WORK TO COMPLETE
Set down, in full, every record in the block.

DATA SUPPLIED
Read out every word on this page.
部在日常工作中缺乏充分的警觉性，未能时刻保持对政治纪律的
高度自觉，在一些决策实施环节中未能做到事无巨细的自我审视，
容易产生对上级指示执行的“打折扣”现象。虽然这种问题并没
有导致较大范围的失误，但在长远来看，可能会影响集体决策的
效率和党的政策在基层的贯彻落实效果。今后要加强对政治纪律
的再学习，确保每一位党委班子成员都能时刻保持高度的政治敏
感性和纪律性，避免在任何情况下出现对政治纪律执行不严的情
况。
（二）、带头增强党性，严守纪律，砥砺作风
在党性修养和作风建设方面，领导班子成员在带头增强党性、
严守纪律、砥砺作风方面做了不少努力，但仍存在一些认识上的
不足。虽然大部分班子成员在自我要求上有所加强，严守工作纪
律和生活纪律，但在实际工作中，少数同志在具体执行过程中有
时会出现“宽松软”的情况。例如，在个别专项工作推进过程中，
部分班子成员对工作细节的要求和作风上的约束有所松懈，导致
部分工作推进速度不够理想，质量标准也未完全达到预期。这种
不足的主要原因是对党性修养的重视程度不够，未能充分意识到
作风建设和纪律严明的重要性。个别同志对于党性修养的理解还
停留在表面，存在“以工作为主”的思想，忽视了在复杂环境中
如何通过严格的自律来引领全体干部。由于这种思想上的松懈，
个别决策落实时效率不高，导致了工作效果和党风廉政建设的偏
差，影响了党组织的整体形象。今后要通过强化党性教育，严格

EXERCISE RESPONSE
Read out every word on this page.
部在日常工作中缺乏充分的警觉性，未能时刻保持对政治纪律的
高度自觉，在一些决策实施环节中未能做到事无巨细的自我审视，
容易产生对上级指示执行的“打折扣”现象。虽然这种问题并没
有导致较大范围的失误，但在长远来看，可能会影响集体决策的
效率和党的政策在基层的贯彻落实效果。今后要加强对政治纪律
的再学习，确保每一位党委班子成员都能时刻保持高度的政治敏
感性和纪律性，避免在任何情况下出现对政治纪律执行不严的情
况。
（二）、带头增强党性，严守纪律，砥砺作风
在党性修养和作风建设方面，领导班子成员在带头增强党性、
严守纪律、砥砺作风方面做了不少努力，但仍存在一些认识上的
不足。虽然大部分班子成员在自我要求上有所加强，严守工作纪
律和生活纪律，但在实际工作中，少数同志在具体执行过程中有
时会出现“宽松软”的情况。例如，在个别专项工作推进过程中，
部分班子成员对工作细节的要求和作风上的约束有所松懈，导致
部分工作推进速度不够理想，质量标准也未完全达到预期。这种
不足的主要原因是对党性修养的重视程度不够，未能充分意识到
作风建设和纪律严明的重要性。个别同志对于党性修养的理解还
停留在表面，存在“以工作为主”的思想，忽视了在复杂环境中
如何通过严格的自律来引领全体干部。由于这种思想上的松懈，
个别决策落实时效率不高，导致了工作效果和党风廉政建设的偏
差，影响了党组织的整体形象。今后要通过强化党性教育，严格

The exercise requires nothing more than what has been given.